_EXERCISE DESCRIPTION:_ Skip the pictures. Copy all the rest of the records down exactly.

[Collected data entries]
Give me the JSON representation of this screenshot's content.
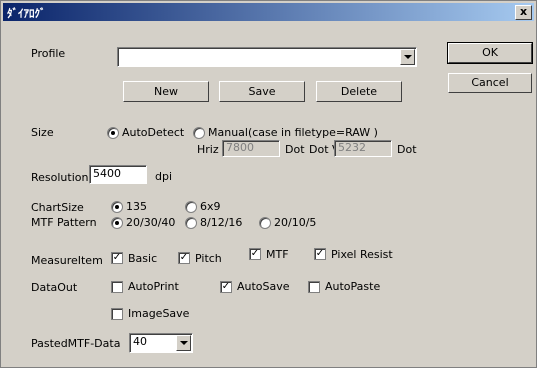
{
  "window": {
    "title": "ﾀﾞｲｱﾛｸﾞ",
    "close_label": "x"
  },
  "profile": {
    "label": "Profile",
    "value": ""
  },
  "buttons": {
    "ok": "OK",
    "cancel": "Cancel",
    "new": "New",
    "save": "Save",
    "delete": "Delete"
  },
  "size": {
    "label": "Size",
    "option_auto": "AutoDetect",
    "option_manual": "Manual(case in filetype=RAW )",
    "hriz_label": "Hriz",
    "hriz_value": "7800",
    "dot_label": "Dot",
    "vert_label": "Dot Vert",
    "vert_value": "5232",
    "dot_label2": "Dot"
  },
  "resolution": {
    "label": "Resolution",
    "value": "5400",
    "unit": "dpi"
  },
  "chartsize": {
    "label": "ChartSize",
    "opt1": "135",
    "opt2": "6x9"
  },
  "mtf_pattern": {
    "label": "MTF Pattern",
    "opt1": "20/30/40",
    "opt2": "8/12/16",
    "opt3": "20/10/5"
  },
  "measure": {
    "label": "MeasureItem",
    "basic": "Basic",
    "pitch": "Pitch",
    "mtf": "MTF",
    "pixel": "Pixel Resist"
  },
  "dataout": {
    "label": "DataOut",
    "autoprint": "AutoPrint",
    "autosave": "AutoSave",
    "autopaste": "AutoPaste",
    "imagesave": "ImageSave"
  },
  "pasted": {
    "label": "PastedMTF-Data",
    "value": "40"
  },
  "check_mark": "✓"
}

_RESULT FOR THIS EXERCISE:_
Give me the JSON representation of this screenshot's content.
{
  "window": {
    "title": "ﾀﾞｲｱﾛｸﾞ",
    "close_label": "x"
  },
  "profile": {
    "label": "Profile",
    "value": ""
  },
  "buttons": {
    "ok": "OK",
    "cancel": "Cancel",
    "new": "New",
    "save": "Save",
    "delete": "Delete"
  },
  "size": {
    "label": "Size",
    "option_auto": "AutoDetect",
    "option_manual": "Manual(case in filetype=RAW )",
    "hriz_label": "Hriz",
    "hriz_value": "7800",
    "dot_label": "Dot",
    "vert_label": "Dot Vert",
    "vert_value": "5232",
    "dot_label2": "Dot"
  },
  "resolution": {
    "label": "Resolution",
    "value": "5400",
    "unit": "dpi"
  },
  "chartsize": {
    "label": "ChartSize",
    "opt1": "135",
    "opt2": "6x9"
  },
  "mtf_pattern": {
    "label": "MTF Pattern",
    "opt1": "20/30/40",
    "opt2": "8/12/16",
    "opt3": "20/10/5"
  },
  "measure": {
    "label": "MeasureItem",
    "basic": "Basic",
    "pitch": "Pitch",
    "mtf": "MTF",
    "pixel": "Pixel Resist"
  },
  "dataout": {
    "label": "DataOut",
    "autoprint": "AutoPrint",
    "autosave": "AutoSave",
    "autopaste": "AutoPaste",
    "imagesave": "ImageSave"
  },
  "pasted": {
    "label": "PastedMTF-Data",
    "value": "40"
  },
  "check_mark": "✓"
}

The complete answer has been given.